Return the whole listing, line for line, without the pictures in it.
══ Dataset rows ══
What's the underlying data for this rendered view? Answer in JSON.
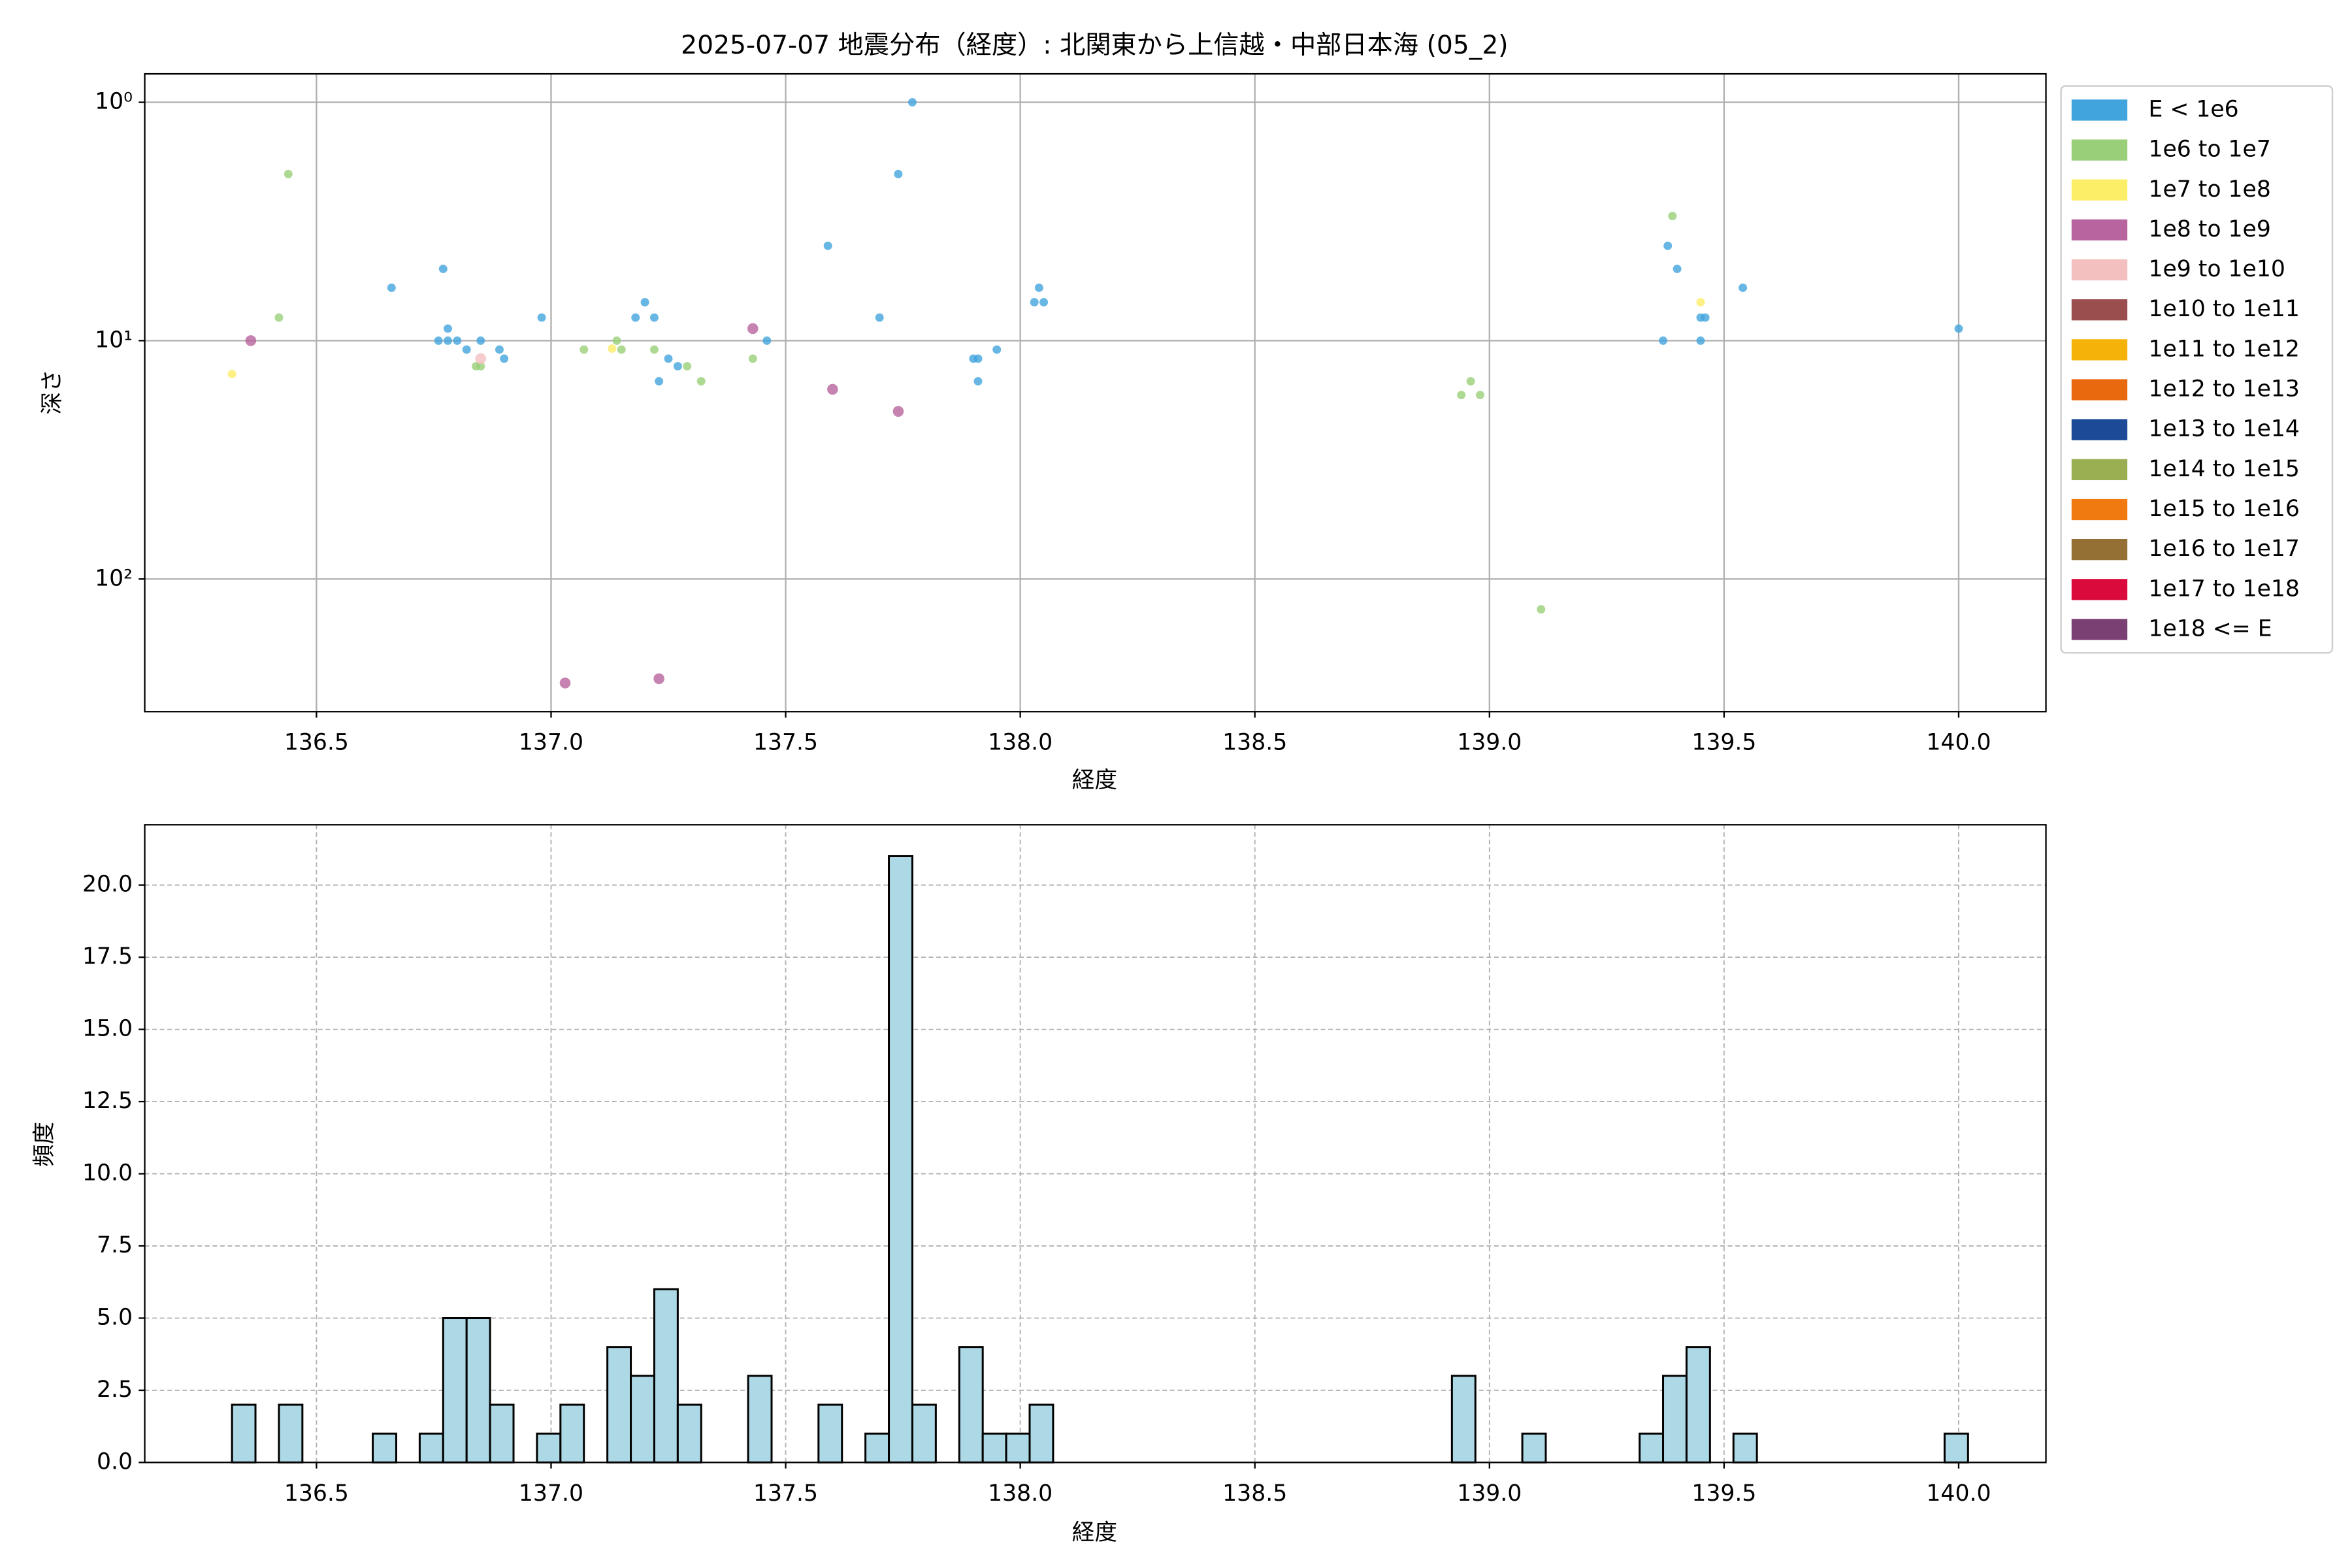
{
  "chart_data": [
    {
      "type": "scatter",
      "title": "2025-07-07 地震分布（経度）: 北関東から上信越・中部日本海 (05_2)",
      "xlabel": "経度",
      "ylabel": "深さ",
      "xlim": [
        136.134,
        140.186
      ],
      "ylim": [
        0.76,
        360
      ],
      "log_y": true,
      "y_inverted": true,
      "grid": true,
      "legend": "outside right",
      "xticks": [
        136.5,
        {
          "value": 137,
          "label": "137.0"
        },
        137.5,
        {
          "value": 138,
          "label": "138.0"
        },
        138.5,
        {
          "value": 139,
          "label": "139.0"
        },
        139.5,
        {
          "value": 140,
          "label": "140.0"
        }
      ],
      "yticks": [
        {
          "value": 1,
          "label": "10⁰"
        },
        {
          "value": 10,
          "label": "10¹"
        },
        {
          "value": 100,
          "label": "10²"
        }
      ],
      "series": [
        {
          "name": "E < 1e6",
          "color": "#41a4dd",
          "x": [
            136.66,
            136.77,
            136.78,
            136.76,
            136.78,
            136.8,
            136.82,
            136.85,
            136.89,
            136.9,
            136.98,
            137.18,
            137.2,
            137.22,
            137.23,
            137.25,
            137.27,
            137.46,
            137.59,
            137.7,
            137.74,
            137.77,
            137.9,
            137.91,
            137.91,
            137.95,
            138.03,
            138.04,
            138.05,
            139.38,
            139.4,
            139.37,
            139.45,
            139.46,
            139.45,
            139.54,
            140.0
          ],
          "y": [
            6.0,
            5.0,
            8.9,
            10,
            10,
            10,
            10.9,
            10,
            10.9,
            11.9,
            8.0,
            8.0,
            6.9,
            8.0,
            14.8,
            11.9,
            12.8,
            10,
            4.0,
            8.0,
            2.0,
            1.0,
            11.9,
            11.9,
            14.8,
            10.9,
            6.9,
            6.0,
            6.9,
            4.0,
            5.0,
            10,
            8.0,
            8.0,
            10,
            6.0,
            8.9
          ]
        },
        {
          "name": "1e6 to 1e7",
          "color": "#98cf78",
          "x": [
            136.44,
            136.42,
            136.84,
            136.85,
            137.07,
            137.14,
            137.15,
            137.22,
            137.29,
            137.32,
            137.43,
            139.39,
            138.94,
            138.96,
            138.98,
            139.11
          ],
          "y": [
            2.0,
            8.0,
            12.8,
            12.8,
            10.9,
            10,
            10.9,
            10.9,
            12.8,
            14.8,
            11.9,
            3.0,
            16.9,
            14.8,
            16.9,
            134
          ]
        },
        {
          "name": "1e7 to 1e8",
          "color": "#fdee68",
          "x": [
            136.32,
            137.13,
            139.45
          ],
          "y": [
            13.8,
            10.8,
            6.9
          ]
        },
        {
          "name": "1e8 to 1e9",
          "color": "#b8649e",
          "x": [
            136.36,
            137.03,
            137.23,
            137.43,
            137.6,
            137.74
          ],
          "y": [
            10,
            273,
            262,
            8.9,
            16,
            19.8
          ]
        },
        {
          "name": "1e9 to 1e10",
          "color": "#f4bfbf",
          "x": [
            136.85
          ],
          "y": [
            11.9
          ]
        },
        {
          "name": "1e10 to 1e11",
          "color": "#9a4e4e",
          "x": [],
          "y": []
        },
        {
          "name": "1e11 to 1e12",
          "color": "#f5b30a",
          "x": [],
          "y": []
        },
        {
          "name": "1e12 to 1e13",
          "color": "#e9690f",
          "x": [],
          "y": []
        },
        {
          "name": "1e13 to 1e14",
          "color": "#1d4a96",
          "x": [],
          "y": []
        },
        {
          "name": "1e14 to 1e15",
          "color": "#9aae52",
          "x": [],
          "y": []
        },
        {
          "name": "1e15 to 1e16",
          "color": "#f07a10",
          "x": [],
          "y": []
        },
        {
          "name": "1e16 to 1e17",
          "color": "#957035",
          "x": [],
          "y": []
        },
        {
          "name": "1e17 to 1e18",
          "color": "#db0a3c",
          "x": [],
          "y": []
        },
        {
          "name": "1e18 <= E",
          "color": "#7a3f73",
          "x": [],
          "y": []
        }
      ]
    },
    {
      "type": "histogram",
      "xlabel": "経度",
      "ylabel": "頻度",
      "xlim": [
        136.134,
        140.186
      ],
      "ylim": [
        0,
        22.09
      ],
      "grid": true,
      "grid_linestyle": "dashed",
      "color": "#add8e6",
      "edgecolor": "#000000",
      "xticks": [
        136.5,
        {
          "value": 137,
          "label": "137.0"
        },
        137.5,
        {
          "value": 138,
          "label": "138.0"
        },
        138.5,
        {
          "value": 139,
          "label": "139.0"
        },
        139.5,
        {
          "value": 140,
          "label": "140.0"
        }
      ],
      "yticks": [
        {
          "value": 0,
          "label": "0.0"
        },
        2.5,
        {
          "value": 5,
          "label": "5.0"
        },
        7.5,
        {
          "value": 10,
          "label": "10.0"
        },
        12.5,
        {
          "value": 15,
          "label": "15.0"
        },
        17.5,
        {
          "value": 20,
          "label": "20.0"
        }
      ],
      "bins": [
        136.32,
        136.37,
        136.42,
        136.47,
        136.52,
        136.57,
        136.62,
        136.67,
        136.72,
        136.77,
        136.82,
        136.87,
        136.92,
        136.97,
        137.02,
        137.07,
        137.12,
        137.17,
        137.22,
        137.27,
        137.32,
        137.37,
        137.42,
        137.47,
        137.52,
        137.57,
        137.62,
        137.67,
        137.72,
        137.77,
        137.82,
        137.87,
        137.92,
        137.97,
        138.02,
        138.07,
        138.12,
        138.17,
        138.22,
        138.27,
        138.32,
        138.37,
        138.42,
        138.47,
        138.52,
        138.57,
        138.62,
        138.67,
        138.72,
        138.77,
        138.82,
        138.87,
        138.92,
        138.97,
        139.02,
        139.07,
        139.12,
        139.17,
        139.22,
        139.27,
        139.32,
        139.37,
        139.42,
        139.47,
        139.52,
        139.57,
        139.62,
        139.67,
        139.72,
        139.77,
        139.82,
        139.87,
        139.92,
        139.97,
        140.02
      ],
      "counts": [
        2,
        0,
        2,
        0,
        0,
        0,
        1,
        0,
        1,
        5,
        5,
        2,
        0,
        1,
        2,
        0,
        4,
        3,
        6,
        2,
        0,
        0,
        3,
        0,
        0,
        2,
        0,
        1,
        21,
        2,
        0,
        4,
        1,
        1,
        2,
        0,
        0,
        0,
        0,
        0,
        0,
        0,
        0,
        0,
        0,
        0,
        0,
        0,
        0,
        0,
        0,
        0,
        3,
        0,
        0,
        1,
        0,
        0,
        0,
        0,
        1,
        3,
        4,
        0,
        1,
        0,
        0,
        0,
        0,
        0,
        0,
        0,
        0,
        1
      ]
    }
  ]
}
═══
Task result:
What's the underlying data for this rendered view? Answer in JSON.
{
  "chart_data": [
    {
      "type": "scatter",
      "title": "2025-07-07 地震分布（経度）: 北関東から上信越・中部日本海 (05_2)",
      "xlabel": "経度",
      "ylabel": "深さ",
      "xlim": [
        136.134,
        140.186
      ],
      "ylim": [
        0.76,
        360
      ],
      "log_y": true,
      "y_inverted": true,
      "grid": true,
      "legend": "outside right",
      "xticks": [
        136.5,
        {
          "value": 137,
          "label": "137.0"
        },
        137.5,
        {
          "value": 138,
          "label": "138.0"
        },
        138.5,
        {
          "value": 139,
          "label": "139.0"
        },
        139.5,
        {
          "value": 140,
          "label": "140.0"
        }
      ],
      "yticks": [
        {
          "value": 1,
          "label": "10⁰"
        },
        {
          "value": 10,
          "label": "10¹"
        },
        {
          "value": 100,
          "label": "10²"
        }
      ],
      "series": [
        {
          "name": "E < 1e6",
          "color": "#41a4dd",
          "x": [
            136.66,
            136.77,
            136.78,
            136.76,
            136.78,
            136.8,
            136.82,
            136.85,
            136.89,
            136.9,
            136.98,
            137.18,
            137.2,
            137.22,
            137.23,
            137.25,
            137.27,
            137.46,
            137.59,
            137.7,
            137.74,
            137.77,
            137.9,
            137.91,
            137.91,
            137.95,
            138.03,
            138.04,
            138.05,
            139.38,
            139.4,
            139.37,
            139.45,
            139.46,
            139.45,
            139.54,
            140.0
          ],
          "y": [
            6.0,
            5.0,
            8.9,
            10,
            10,
            10,
            10.9,
            10,
            10.9,
            11.9,
            8.0,
            8.0,
            6.9,
            8.0,
            14.8,
            11.9,
            12.8,
            10,
            4.0,
            8.0,
            2.0,
            1.0,
            11.9,
            11.9,
            14.8,
            10.9,
            6.9,
            6.0,
            6.9,
            4.0,
            5.0,
            10,
            8.0,
            8.0,
            10,
            6.0,
            8.9
          ]
        },
        {
          "name": "1e6 to 1e7",
          "color": "#98cf78",
          "x": [
            136.44,
            136.42,
            136.84,
            136.85,
            137.07,
            137.14,
            137.15,
            137.22,
            137.29,
            137.32,
            137.43,
            139.39,
            138.94,
            138.96,
            138.98,
            139.11
          ],
          "y": [
            2.0,
            8.0,
            12.8,
            12.8,
            10.9,
            10,
            10.9,
            10.9,
            12.8,
            14.8,
            11.9,
            3.0,
            16.9,
            14.8,
            16.9,
            134
          ]
        },
        {
          "name": "1e7 to 1e8",
          "color": "#fdee68",
          "x": [
            136.32,
            137.13,
            139.45
          ],
          "y": [
            13.8,
            10.8,
            6.9
          ]
        },
        {
          "name": "1e8 to 1e9",
          "color": "#b8649e",
          "x": [
            136.36,
            137.03,
            137.23,
            137.43,
            137.6,
            137.74
          ],
          "y": [
            10,
            273,
            262,
            8.9,
            16,
            19.8
          ]
        },
        {
          "name": "1e9 to 1e10",
          "color": "#f4bfbf",
          "x": [
            136.85
          ],
          "y": [
            11.9
          ]
        },
        {
          "name": "1e10 to 1e11",
          "color": "#9a4e4e",
          "x": [],
          "y": []
        },
        {
          "name": "1e11 to 1e12",
          "color": "#f5b30a",
          "x": [],
          "y": []
        },
        {
          "name": "1e12 to 1e13",
          "color": "#e9690f",
          "x": [],
          "y": []
        },
        {
          "name": "1e13 to 1e14",
          "color": "#1d4a96",
          "x": [],
          "y": []
        },
        {
          "name": "1e14 to 1e15",
          "color": "#9aae52",
          "x": [],
          "y": []
        },
        {
          "name": "1e15 to 1e16",
          "color": "#f07a10",
          "x": [],
          "y": []
        },
        {
          "name": "1e16 to 1e17",
          "color": "#957035",
          "x": [],
          "y": []
        },
        {
          "name": "1e17 to 1e18",
          "color": "#db0a3c",
          "x": [],
          "y": []
        },
        {
          "name": "1e18 <= E",
          "color": "#7a3f73",
          "x": [],
          "y": []
        }
      ]
    },
    {
      "type": "histogram",
      "xlabel": "経度",
      "ylabel": "頻度",
      "xlim": [
        136.134,
        140.186
      ],
      "ylim": [
        0,
        22.09
      ],
      "grid": true,
      "grid_linestyle": "dashed",
      "color": "#add8e6",
      "edgecolor": "#000000",
      "xticks": [
        136.5,
        {
          "value": 137,
          "label": "137.0"
        },
        137.5,
        {
          "value": 138,
          "label": "138.0"
        },
        138.5,
        {
          "value": 139,
          "label": "139.0"
        },
        139.5,
        {
          "value": 140,
          "label": "140.0"
        }
      ],
      "yticks": [
        {
          "value": 0,
          "label": "0.0"
        },
        2.5,
        {
          "value": 5,
          "label": "5.0"
        },
        7.5,
        {
          "value": 10,
          "label": "10.0"
        },
        12.5,
        {
          "value": 15,
          "label": "15.0"
        },
        17.5,
        {
          "value": 20,
          "label": "20.0"
        }
      ],
      "bins": [
        136.32,
        136.37,
        136.42,
        136.47,
        136.52,
        136.57,
        136.62,
        136.67,
        136.72,
        136.77,
        136.82,
        136.87,
        136.92,
        136.97,
        137.02,
        137.07,
        137.12,
        137.17,
        137.22,
        137.27,
        137.32,
        137.37,
        137.42,
        137.47,
        137.52,
        137.57,
        137.62,
        137.67,
        137.72,
        137.77,
        137.82,
        137.87,
        137.92,
        137.97,
        138.02,
        138.07,
        138.12,
        138.17,
        138.22,
        138.27,
        138.32,
        138.37,
        138.42,
        138.47,
        138.52,
        138.57,
        138.62,
        138.67,
        138.72,
        138.77,
        138.82,
        138.87,
        138.92,
        138.97,
        139.02,
        139.07,
        139.12,
        139.17,
        139.22,
        139.27,
        139.32,
        139.37,
        139.42,
        139.47,
        139.52,
        139.57,
        139.62,
        139.67,
        139.72,
        139.77,
        139.82,
        139.87,
        139.92,
        139.97,
        140.02
      ],
      "counts": [
        2,
        0,
        2,
        0,
        0,
        0,
        1,
        0,
        1,
        5,
        5,
        2,
        0,
        1,
        2,
        0,
        4,
        3,
        6,
        2,
        0,
        0,
        3,
        0,
        0,
        2,
        0,
        1,
        21,
        2,
        0,
        4,
        1,
        1,
        2,
        0,
        0,
        0,
        0,
        0,
        0,
        0,
        0,
        0,
        0,
        0,
        0,
        0,
        0,
        0,
        0,
        0,
        3,
        0,
        0,
        1,
        0,
        0,
        0,
        0,
        1,
        3,
        4,
        0,
        1,
        0,
        0,
        0,
        0,
        0,
        0,
        0,
        0,
        1
      ]
    }
  ]
}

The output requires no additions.